CHALLENGE
Go through the data below. List every line that holds the word "Tipos".

DATA SHOWN
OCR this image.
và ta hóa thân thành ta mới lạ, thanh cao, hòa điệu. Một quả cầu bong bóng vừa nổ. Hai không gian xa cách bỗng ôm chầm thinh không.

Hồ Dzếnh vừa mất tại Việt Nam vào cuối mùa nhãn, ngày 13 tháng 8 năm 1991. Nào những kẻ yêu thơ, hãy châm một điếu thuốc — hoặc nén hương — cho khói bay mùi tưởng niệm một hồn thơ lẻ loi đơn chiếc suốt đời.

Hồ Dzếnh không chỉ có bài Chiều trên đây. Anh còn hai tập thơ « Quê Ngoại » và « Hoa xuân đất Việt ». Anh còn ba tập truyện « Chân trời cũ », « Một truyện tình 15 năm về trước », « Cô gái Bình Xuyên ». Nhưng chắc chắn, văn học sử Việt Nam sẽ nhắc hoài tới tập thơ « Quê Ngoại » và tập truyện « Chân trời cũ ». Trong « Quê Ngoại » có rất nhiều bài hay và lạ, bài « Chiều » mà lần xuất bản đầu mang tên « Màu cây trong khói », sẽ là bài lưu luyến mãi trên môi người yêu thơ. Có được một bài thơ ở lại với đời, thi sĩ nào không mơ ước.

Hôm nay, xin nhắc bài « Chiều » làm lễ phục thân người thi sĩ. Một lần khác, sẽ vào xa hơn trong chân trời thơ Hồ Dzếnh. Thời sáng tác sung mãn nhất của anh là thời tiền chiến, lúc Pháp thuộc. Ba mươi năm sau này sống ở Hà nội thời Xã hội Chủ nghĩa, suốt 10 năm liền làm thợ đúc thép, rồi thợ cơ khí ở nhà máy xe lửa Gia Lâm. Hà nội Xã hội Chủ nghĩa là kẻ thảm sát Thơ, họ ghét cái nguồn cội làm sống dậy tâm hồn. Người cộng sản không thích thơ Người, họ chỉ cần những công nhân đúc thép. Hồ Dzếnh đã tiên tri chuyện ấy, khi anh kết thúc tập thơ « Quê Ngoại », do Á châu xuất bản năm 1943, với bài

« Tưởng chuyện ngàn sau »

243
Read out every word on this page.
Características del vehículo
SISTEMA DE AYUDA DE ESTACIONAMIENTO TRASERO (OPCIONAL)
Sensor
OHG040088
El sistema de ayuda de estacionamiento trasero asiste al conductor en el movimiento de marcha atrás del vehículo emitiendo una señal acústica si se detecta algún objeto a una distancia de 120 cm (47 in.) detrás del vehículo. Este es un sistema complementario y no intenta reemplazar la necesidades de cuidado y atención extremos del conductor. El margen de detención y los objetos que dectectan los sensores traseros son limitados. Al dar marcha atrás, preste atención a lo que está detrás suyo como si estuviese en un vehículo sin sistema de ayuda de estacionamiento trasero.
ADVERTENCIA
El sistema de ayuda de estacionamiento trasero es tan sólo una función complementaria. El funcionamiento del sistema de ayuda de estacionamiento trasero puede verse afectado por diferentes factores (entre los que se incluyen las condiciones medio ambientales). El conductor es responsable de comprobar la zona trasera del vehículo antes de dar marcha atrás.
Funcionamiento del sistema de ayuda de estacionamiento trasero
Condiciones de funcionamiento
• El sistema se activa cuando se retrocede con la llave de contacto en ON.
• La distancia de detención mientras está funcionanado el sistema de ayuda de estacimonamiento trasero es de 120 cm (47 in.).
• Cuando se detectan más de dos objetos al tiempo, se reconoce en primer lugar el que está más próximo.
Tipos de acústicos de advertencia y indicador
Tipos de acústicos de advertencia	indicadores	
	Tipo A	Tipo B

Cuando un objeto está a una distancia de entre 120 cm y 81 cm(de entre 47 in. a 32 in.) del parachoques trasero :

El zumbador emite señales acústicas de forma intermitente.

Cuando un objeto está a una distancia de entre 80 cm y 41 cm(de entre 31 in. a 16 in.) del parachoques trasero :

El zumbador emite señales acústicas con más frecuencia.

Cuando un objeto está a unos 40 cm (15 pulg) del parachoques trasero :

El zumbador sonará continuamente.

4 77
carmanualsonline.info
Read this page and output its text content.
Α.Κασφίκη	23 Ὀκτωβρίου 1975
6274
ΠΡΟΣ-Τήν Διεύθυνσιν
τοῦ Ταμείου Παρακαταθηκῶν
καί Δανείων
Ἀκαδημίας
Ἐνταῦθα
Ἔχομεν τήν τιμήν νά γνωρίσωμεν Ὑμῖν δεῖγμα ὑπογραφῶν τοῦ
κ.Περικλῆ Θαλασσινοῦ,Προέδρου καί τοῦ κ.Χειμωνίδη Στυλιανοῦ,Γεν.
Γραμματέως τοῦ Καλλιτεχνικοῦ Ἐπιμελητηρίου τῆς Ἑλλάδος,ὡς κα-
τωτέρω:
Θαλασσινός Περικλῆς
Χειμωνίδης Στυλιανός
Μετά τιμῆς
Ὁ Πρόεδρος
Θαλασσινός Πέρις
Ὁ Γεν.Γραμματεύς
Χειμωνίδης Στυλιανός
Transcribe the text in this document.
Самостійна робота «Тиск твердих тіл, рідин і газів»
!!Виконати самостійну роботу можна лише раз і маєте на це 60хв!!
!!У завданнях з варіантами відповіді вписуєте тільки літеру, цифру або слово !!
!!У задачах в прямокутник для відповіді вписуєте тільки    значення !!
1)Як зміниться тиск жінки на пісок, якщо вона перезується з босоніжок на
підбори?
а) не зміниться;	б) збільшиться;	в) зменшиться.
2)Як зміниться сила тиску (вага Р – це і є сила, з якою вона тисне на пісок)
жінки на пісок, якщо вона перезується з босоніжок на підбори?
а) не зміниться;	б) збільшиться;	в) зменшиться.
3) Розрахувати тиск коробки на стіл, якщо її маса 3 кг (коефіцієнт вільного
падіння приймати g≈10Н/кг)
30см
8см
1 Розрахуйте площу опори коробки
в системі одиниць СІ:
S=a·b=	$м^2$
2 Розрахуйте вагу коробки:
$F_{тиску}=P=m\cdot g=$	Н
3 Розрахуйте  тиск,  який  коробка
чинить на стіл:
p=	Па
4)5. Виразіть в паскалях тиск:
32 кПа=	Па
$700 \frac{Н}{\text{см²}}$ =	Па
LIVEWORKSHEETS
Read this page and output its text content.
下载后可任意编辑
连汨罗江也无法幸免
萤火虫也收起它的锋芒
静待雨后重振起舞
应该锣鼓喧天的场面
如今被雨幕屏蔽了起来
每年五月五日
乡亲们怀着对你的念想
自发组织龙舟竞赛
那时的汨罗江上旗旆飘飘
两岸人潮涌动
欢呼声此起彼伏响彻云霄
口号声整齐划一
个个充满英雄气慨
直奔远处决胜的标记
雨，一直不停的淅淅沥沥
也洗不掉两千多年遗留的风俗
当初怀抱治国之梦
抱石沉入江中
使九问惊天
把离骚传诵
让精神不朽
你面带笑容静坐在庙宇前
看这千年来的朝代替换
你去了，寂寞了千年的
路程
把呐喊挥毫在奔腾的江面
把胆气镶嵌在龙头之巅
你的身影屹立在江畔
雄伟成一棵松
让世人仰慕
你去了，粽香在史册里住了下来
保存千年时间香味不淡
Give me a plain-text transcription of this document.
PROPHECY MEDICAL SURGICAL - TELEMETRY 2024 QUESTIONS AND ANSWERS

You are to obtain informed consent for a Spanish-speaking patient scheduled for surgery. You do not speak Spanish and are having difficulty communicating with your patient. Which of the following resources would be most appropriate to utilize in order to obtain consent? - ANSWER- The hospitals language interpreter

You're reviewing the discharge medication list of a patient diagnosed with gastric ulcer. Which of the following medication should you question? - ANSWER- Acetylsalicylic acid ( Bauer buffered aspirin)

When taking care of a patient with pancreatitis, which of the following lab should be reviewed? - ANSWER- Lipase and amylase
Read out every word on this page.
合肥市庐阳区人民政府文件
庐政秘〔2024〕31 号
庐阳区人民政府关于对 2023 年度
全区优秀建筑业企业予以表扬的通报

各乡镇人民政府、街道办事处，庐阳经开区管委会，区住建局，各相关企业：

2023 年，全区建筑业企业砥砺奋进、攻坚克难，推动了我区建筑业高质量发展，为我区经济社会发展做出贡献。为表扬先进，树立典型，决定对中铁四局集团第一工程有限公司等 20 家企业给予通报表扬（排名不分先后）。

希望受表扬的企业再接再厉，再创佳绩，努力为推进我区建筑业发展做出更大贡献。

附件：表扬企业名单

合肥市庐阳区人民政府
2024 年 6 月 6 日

OUTPUT
Tipos de acústicos de advertencia y indicador
Tipos de acústicos de advertencia	indicadores	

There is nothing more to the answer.